■ **DATA SHOWN**:

---

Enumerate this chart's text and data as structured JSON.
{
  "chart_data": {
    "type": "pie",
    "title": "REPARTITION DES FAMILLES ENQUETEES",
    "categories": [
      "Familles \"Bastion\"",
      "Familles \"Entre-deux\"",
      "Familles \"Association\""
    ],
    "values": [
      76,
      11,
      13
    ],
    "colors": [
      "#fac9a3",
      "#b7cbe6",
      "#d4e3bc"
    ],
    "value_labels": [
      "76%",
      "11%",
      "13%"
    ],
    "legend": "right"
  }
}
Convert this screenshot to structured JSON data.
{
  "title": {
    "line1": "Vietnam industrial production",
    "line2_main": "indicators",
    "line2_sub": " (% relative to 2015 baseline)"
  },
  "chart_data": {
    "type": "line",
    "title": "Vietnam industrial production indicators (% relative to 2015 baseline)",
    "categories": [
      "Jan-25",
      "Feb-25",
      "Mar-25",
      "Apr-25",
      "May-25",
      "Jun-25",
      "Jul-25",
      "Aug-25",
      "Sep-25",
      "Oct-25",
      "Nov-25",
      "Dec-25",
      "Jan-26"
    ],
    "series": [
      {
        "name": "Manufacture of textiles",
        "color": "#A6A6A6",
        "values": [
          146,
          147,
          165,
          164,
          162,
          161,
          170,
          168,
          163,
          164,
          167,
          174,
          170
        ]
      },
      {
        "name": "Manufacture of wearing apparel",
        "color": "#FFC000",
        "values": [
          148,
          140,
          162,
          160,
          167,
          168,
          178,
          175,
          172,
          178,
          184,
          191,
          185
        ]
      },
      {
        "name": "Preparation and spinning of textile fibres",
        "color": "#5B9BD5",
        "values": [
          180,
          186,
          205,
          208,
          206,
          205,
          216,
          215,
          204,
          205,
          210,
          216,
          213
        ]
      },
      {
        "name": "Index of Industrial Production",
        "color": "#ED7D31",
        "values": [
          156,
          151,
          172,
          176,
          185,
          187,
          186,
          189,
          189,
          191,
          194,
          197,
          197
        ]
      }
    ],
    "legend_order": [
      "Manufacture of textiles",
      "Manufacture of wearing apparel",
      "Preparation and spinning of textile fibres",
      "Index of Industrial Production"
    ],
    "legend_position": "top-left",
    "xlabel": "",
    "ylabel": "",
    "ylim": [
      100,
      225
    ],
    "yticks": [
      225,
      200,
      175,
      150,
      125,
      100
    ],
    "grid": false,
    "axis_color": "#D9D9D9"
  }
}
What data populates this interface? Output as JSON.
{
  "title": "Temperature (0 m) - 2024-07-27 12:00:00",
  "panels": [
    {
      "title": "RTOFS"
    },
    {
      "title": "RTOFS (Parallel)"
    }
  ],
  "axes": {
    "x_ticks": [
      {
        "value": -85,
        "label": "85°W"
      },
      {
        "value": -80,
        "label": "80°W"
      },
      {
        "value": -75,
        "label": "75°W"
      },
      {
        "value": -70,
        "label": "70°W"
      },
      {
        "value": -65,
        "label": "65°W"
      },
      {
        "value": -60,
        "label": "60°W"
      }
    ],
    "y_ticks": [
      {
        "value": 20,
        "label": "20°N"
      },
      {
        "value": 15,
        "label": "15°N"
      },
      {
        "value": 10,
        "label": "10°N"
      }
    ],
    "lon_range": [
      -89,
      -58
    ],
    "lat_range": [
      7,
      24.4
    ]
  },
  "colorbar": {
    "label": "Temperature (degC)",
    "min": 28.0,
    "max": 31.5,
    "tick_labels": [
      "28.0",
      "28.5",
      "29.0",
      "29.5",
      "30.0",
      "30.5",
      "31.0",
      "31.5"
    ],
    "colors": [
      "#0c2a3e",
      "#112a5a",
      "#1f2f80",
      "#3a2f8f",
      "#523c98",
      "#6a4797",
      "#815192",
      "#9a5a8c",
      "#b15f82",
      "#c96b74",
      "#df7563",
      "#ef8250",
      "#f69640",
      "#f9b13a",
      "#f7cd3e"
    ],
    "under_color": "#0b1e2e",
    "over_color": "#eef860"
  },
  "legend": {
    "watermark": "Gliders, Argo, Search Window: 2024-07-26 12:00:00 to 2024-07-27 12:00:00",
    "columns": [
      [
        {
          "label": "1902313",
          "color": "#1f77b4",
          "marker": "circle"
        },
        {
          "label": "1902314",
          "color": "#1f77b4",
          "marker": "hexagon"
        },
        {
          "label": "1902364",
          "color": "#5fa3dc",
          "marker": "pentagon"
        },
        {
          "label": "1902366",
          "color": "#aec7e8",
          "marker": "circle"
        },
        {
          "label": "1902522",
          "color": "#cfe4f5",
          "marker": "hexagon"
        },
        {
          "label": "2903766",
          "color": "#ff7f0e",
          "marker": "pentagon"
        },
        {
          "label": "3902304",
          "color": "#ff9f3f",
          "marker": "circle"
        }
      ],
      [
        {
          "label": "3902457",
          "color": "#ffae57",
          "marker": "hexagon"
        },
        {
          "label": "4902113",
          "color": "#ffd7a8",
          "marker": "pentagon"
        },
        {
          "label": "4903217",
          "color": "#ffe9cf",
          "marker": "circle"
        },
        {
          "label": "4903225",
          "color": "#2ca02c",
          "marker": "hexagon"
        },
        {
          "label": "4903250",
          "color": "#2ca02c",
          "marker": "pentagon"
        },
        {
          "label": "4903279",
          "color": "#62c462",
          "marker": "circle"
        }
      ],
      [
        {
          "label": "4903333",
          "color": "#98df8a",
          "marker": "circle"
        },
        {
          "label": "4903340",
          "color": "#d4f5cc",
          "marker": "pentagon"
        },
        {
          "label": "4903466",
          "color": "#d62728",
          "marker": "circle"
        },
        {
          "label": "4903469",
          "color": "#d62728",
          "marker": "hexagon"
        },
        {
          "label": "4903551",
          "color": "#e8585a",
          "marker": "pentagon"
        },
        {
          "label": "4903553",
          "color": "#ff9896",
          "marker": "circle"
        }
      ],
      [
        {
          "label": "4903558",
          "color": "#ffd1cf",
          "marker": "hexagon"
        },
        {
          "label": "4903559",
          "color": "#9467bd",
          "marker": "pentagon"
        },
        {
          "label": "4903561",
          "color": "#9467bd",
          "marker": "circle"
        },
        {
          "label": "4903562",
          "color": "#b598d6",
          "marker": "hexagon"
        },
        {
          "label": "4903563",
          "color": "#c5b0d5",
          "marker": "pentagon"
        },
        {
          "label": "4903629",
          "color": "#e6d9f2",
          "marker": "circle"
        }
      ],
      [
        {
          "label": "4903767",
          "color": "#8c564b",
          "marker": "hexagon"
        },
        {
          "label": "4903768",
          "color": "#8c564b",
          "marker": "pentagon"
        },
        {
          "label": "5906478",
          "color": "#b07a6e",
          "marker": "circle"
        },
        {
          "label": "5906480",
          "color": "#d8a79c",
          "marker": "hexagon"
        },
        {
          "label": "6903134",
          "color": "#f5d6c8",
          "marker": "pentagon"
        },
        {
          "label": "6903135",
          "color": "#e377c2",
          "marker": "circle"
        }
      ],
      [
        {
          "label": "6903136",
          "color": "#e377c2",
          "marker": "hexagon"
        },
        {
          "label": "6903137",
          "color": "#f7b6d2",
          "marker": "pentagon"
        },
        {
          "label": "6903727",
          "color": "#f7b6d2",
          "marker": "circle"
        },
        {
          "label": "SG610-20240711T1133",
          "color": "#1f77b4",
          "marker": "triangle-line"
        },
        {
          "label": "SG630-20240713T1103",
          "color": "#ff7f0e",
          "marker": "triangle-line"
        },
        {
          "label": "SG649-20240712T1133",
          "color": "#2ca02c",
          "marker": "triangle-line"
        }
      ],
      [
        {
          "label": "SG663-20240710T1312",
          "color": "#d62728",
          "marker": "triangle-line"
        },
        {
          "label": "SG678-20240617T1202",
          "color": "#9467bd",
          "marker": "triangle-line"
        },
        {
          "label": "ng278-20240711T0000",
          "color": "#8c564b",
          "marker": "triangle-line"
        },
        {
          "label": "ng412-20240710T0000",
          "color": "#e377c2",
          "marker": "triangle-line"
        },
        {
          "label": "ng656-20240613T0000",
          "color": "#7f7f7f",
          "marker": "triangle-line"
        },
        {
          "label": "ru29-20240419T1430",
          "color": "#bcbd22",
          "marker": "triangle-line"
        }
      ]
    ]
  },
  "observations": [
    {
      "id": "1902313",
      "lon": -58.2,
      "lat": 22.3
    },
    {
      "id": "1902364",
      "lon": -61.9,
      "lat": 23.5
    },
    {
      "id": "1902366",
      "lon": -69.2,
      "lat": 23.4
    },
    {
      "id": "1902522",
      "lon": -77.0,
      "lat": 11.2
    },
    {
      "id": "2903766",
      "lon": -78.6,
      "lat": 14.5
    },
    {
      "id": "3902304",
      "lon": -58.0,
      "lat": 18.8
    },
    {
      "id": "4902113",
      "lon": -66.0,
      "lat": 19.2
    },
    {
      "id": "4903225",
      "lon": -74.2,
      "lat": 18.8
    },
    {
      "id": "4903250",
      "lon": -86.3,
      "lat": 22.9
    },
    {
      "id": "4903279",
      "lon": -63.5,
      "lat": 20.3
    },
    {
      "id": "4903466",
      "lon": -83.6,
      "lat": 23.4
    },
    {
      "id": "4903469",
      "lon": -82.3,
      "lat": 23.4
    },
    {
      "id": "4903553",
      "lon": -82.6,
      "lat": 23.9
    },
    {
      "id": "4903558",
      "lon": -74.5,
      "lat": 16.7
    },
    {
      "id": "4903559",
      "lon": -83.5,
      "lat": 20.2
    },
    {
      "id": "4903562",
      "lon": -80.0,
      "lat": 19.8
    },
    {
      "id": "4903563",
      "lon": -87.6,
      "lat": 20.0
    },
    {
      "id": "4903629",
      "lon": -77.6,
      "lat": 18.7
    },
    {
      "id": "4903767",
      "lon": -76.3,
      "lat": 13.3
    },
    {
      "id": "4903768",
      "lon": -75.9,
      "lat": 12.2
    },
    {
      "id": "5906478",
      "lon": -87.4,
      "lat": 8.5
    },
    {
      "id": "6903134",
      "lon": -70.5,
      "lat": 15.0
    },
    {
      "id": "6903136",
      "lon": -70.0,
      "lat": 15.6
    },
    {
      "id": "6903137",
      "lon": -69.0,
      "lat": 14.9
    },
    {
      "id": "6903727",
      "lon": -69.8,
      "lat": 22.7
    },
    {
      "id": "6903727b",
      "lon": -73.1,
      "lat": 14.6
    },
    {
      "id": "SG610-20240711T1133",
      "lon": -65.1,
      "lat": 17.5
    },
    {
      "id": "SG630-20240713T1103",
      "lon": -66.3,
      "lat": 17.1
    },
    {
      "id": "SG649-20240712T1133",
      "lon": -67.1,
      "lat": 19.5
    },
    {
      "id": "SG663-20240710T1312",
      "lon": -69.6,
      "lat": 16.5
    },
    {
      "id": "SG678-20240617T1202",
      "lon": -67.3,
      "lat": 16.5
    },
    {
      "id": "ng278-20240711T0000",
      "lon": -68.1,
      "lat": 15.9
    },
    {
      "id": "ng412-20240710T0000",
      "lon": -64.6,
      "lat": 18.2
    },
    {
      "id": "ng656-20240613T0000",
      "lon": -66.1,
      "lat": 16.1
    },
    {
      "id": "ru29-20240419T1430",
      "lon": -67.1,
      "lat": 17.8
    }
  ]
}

---

■ **REQUIRED TASK**: Search the listing for the word "indicators". Copy every line in which it occurs.

■ **RESULT OF THE TASK**:
    "line2_main": "indicators",
    "title": "Vietnam industrial production indicators (% relative to 2015 baseline)",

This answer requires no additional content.